Work required: Find the string "Example" in the entries and copy each line that has it.

A run of records

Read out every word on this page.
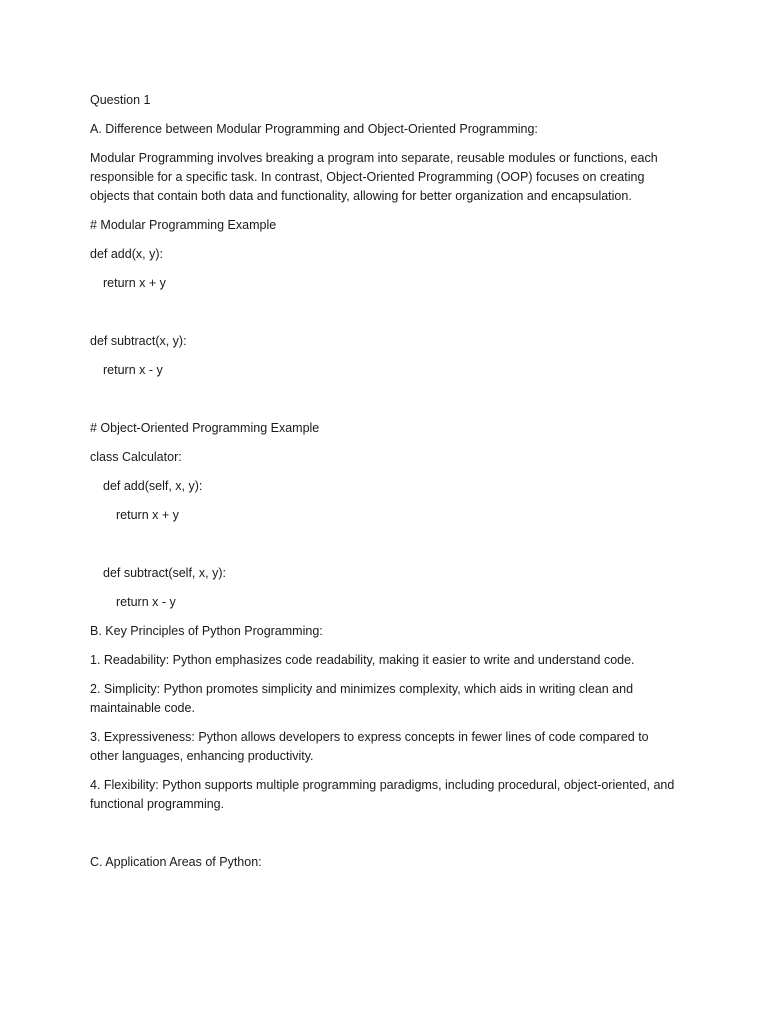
Question 1

A. Difference between Modular Programming and Object-Oriented Programming:

Modular Programming involves breaking a program into separate, reusable modules or functions, each responsible for a specific task. In contrast, Object-Oriented Programming (OOP) focuses on creating objects that contain both data and functionality, allowing for better organization and encapsulation.

# Modular Programming Example

def add(x, y):
return x + y
def subtract(x, y):
return x - y

# Object-Oriented Programming Example

class Calculator:
def add(self, x, y):
return x + y
def subtract(self, x, y):
return x - y

B. Key Principles of Python Programming:

1. Readability: Python emphasizes code readability, making it easier to write and understand code.

2. Simplicity: Python promotes simplicity and minimizes complexity, which aids in writing clean and maintainable code.

3. Expressiveness: Python allows developers to express concepts in fewer lines of code compared to other languages, enhancing productivity.

4. Flexibility: Python supports multiple programming paradigms, including procedural, object-oriented, and functional programming.

C. Application Areas of Python:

Answer to the exercise:
# Modular Programming Example
# Object-Oriented Programming Example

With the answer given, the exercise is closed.